Instruction:
Copy out the lines that begin with the one containing "column-divider <box>336 46 337 743</box>" and continue through the one containing "ask-volume-cell[interactable]: 939,083,138,852 <box>0", keeping both of those lines and reproducing each without change.

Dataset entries

——

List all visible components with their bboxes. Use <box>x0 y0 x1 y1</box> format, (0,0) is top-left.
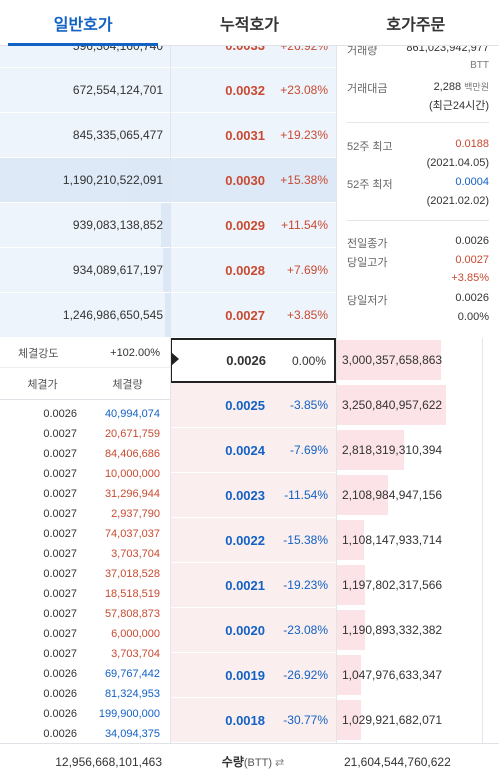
column-divider <box>336 46 337 743</box>
bid-price-cell[interactable]: 0.0025 -3.85% <box>170 383 336 428</box>
ask-total: 12,956,668,101,463 <box>55 754 162 769</box>
trade-row: 0.0027 10,000,000 <box>43 468 160 480</box>
bid-volume-cell[interactable]: 1,190,893,332,382 <box>336 608 499 653</box>
orderbook-footer: 12,956,668,101,463 수량(BTT) ⇄ 21,604,544,7… <box>0 743 499 779</box>
volume-bar <box>163 248 170 292</box>
tab-cumulative-orderbook[interactable]: 누적호가 <box>220 16 279 34</box>
ask-price-cell[interactable]: 0.0028 +7.69% <box>170 248 336 293</box>
ask-price-cell[interactable]: 0.0029 +11.54% <box>170 203 336 248</box>
ask-price-cell[interactable]: 0.0031 +19.23% <box>170 113 336 158</box>
volume-bar <box>127 158 170 202</box>
ask-volume-cell[interactable]: 939,083,138,852 <box>0 203 170 248</box>
high52-date-row: (2021.04.05) <box>426 157 489 169</box>
trade-qty-header: 체결량 <box>112 378 143 391</box>
trade-row: 0.0026 40,994,074 <box>43 408 160 420</box>
bid-volume-cell[interactable]: 1,047,976,633,347 <box>336 653 499 698</box>
current-price-marker-icon <box>171 352 179 366</box>
volume-unit-row: BTT <box>470 60 489 71</box>
volume-bar <box>336 430 404 470</box>
bid-volume-cell[interactable]: 1,197,802,317,566 <box>336 563 499 608</box>
volume-bar <box>336 520 364 560</box>
current-price-cell[interactable]: 0.0026 0.00% <box>170 338 336 383</box>
volume-bar <box>336 610 365 650</box>
info-divider <box>347 122 489 123</box>
trade-strength-label: 체결강도 <box>18 347 59 360</box>
bid-volume-cell[interactable]: 1,108,147,933,714 <box>336 518 499 563</box>
column-divider <box>482 338 483 743</box>
bid-price-cell[interactable]: 0.0024 -7.69% <box>170 428 336 473</box>
trade-row: 0.0027 37,018,528 <box>43 568 160 580</box>
trade-row: 0.0027 3,703,704 <box>43 548 160 560</box>
bid-volume-cell[interactable]: 2,818,319,310,394 <box>336 428 499 473</box>
bid-price-cell[interactable]: 0.0019 -26.92% <box>170 653 336 698</box>
quantity-unit-toggle[interactable]: 수량(BTT) ⇄ <box>170 753 336 770</box>
bid-price-cell[interactable]: 0.0021 -19.23% <box>170 563 336 608</box>
trade-strength-value: +102.00% <box>110 346 160 359</box>
volume-bar <box>161 203 170 247</box>
trade-strength: 체결강도 +102.00% <box>0 338 170 368</box>
trade-row: 0.0027 18,518,519 <box>43 588 160 600</box>
bid-price-cell[interactable]: 0.0020 -23.08% <box>170 608 336 653</box>
trade-row: 0.0027 6,000,000 <box>43 628 160 640</box>
trade-row: 0.0027 84,406,686 <box>43 448 160 460</box>
trade-row: 0.0027 3,703,704 <box>43 648 160 660</box>
trade-row: 0.0027 57,808,873 <box>43 608 160 620</box>
trade-row: 0.0027 74,037,037 <box>43 528 160 540</box>
bid-price-cell[interactable]: 0.0023 -11.54% <box>170 473 336 518</box>
ask-volume-cell[interactable]: 1,190,210,522,091 <box>0 158 170 203</box>
bid-total: 21,604,544,760,622 <box>344 754 451 769</box>
bid-price-cell[interactable]: 0.0018 -30.77% <box>170 698 336 743</box>
orderbook-grid: 596,304,160,740 0.0033 +26.92% 672,554,1… <box>0 24 499 779</box>
bid-volume-cell[interactable]: 1,029,921,682,071 <box>336 698 499 743</box>
info-divider <box>347 220 489 221</box>
volume-bar <box>165 293 170 337</box>
trade-row: 0.0026 34,094,375 <box>43 728 160 740</box>
trade-amount-note-row: (최근24시간) <box>428 100 489 112</box>
ask-price-cell[interactable]: 0.0027 +3.85% <box>170 293 336 338</box>
ask-volume-cell[interactable]: 1,246,986,650,545 <box>0 293 170 338</box>
market-info-panel: 거래량 861,023,942,977 BTT 거래대금 2,288 백만원 (… <box>336 42 499 338</box>
qty-unit: (BTT) <box>243 757 272 769</box>
day-low-row: 당일저가 0.0026 <box>347 292 489 307</box>
day-high-pct-row: +3.85% <box>451 272 489 284</box>
trade-row: 0.0027 2,937,790 <box>43 508 160 520</box>
trade-row: 0.0027 20,671,759 <box>43 428 160 440</box>
volume-bar <box>336 475 388 515</box>
tab-orderbook-order[interactable]: 호가주문 <box>386 16 446 34</box>
low52-date-row: (2021.02.02) <box>426 195 489 207</box>
prev-close-row: 전일종가 0.0026 <box>347 235 489 250</box>
trade-list-header: 체결가 체결량 <box>0 368 170 400</box>
tab-general-orderbook[interactable]: 일반호가 <box>0 0 166 46</box>
swap-icon: ⇄ <box>274 757 285 769</box>
trade-amount-row: 거래대금 2,288 백만원 <box>347 81 489 95</box>
volume-bar <box>336 565 365 605</box>
bid-volume-cell[interactable]: 3,250,840,957,622 <box>336 383 499 428</box>
trade-price-header: 체결가 <box>27 378 58 391</box>
low52-row: 52주 최저 0.0004 <box>347 176 489 191</box>
ask-volume-cell[interactable]: 845,335,065,477 <box>0 113 170 158</box>
ask-price-cell[interactable]: 0.0032 +23.08% <box>170 68 336 113</box>
trade-row: 0.0026 69,767,442 <box>43 668 160 680</box>
ask-volume-cell[interactable]: 934,089,617,197 <box>0 248 170 293</box>
volume-bar <box>336 385 446 425</box>
day-low-pct-row: 0.00% <box>457 311 489 323</box>
bid-volume-cell[interactable]: 2,108,984,947,156 <box>336 473 499 518</box>
orderbook-tabs: 일반호가 누적호가 호가주문 <box>0 0 499 46</box>
ask-price-cell[interactable]: 0.0030 +15.38% <box>170 158 336 203</box>
column-divider <box>170 46 171 743</box>
volume-bar <box>336 700 361 740</box>
high52-row: 52주 최고 0.0188 <box>347 138 489 153</box>
volume-bar <box>336 340 441 380</box>
bid-price-cell[interactable]: 0.0022 -15.38% <box>170 518 336 563</box>
ask-volume-cell[interactable]: 672,554,124,701 <box>0 68 170 113</box>
qty-label: 수량 <box>221 755 244 769</box>
trade-row: 0.0026 81,324,953 <box>43 688 160 700</box>
trade-row: 0.0026 199,900,000 <box>43 708 160 720</box>
day-high-row: 당일고가 0.0027 <box>347 254 489 269</box>
current-volume-cell[interactable]: 3,000,357,658,863 <box>336 338 499 383</box>
trade-row: 0.0027 31,296,944 <box>43 488 160 500</box>
volume-bar <box>336 655 361 695</box>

——

The solution:
column-divider <box>336 46 337 743</box>
bid-price-cell[interactable]: 0.0025 -3.85% <box>170 383 336 428</box>
ask-total: 12,956,668,101,463 <box>55 754 162 769</box>
trade-row: 0.0027 10,000,000 <box>43 468 160 480</box>
bid-volume-cell[interactable]: 1,190,893,332,382 <box>336 608 499 653</box>
orderbook-footer: 12,956,668,101,463 수량(BTT) ⇄ 21,604,544,7… <box>0 743 499 779</box>
volume-bar <box>163 248 170 292</box>
tab-cumulative-orderbook[interactable]: 누적호가 <box>220 16 279 34</box>
ask-price-cell[interactable]: 0.0028 +7.69% <box>170 248 336 293</box>
ask-price-cell[interactable]: 0.0029 +11.54% <box>170 203 336 248</box>
ask-price-cell[interactable]: 0.0031 +19.23% <box>170 113 336 158</box>
volume-bar <box>127 158 170 202</box>
ask-volume-cell[interactable]: 939,083,138,852 <box>0 203 170 248</box>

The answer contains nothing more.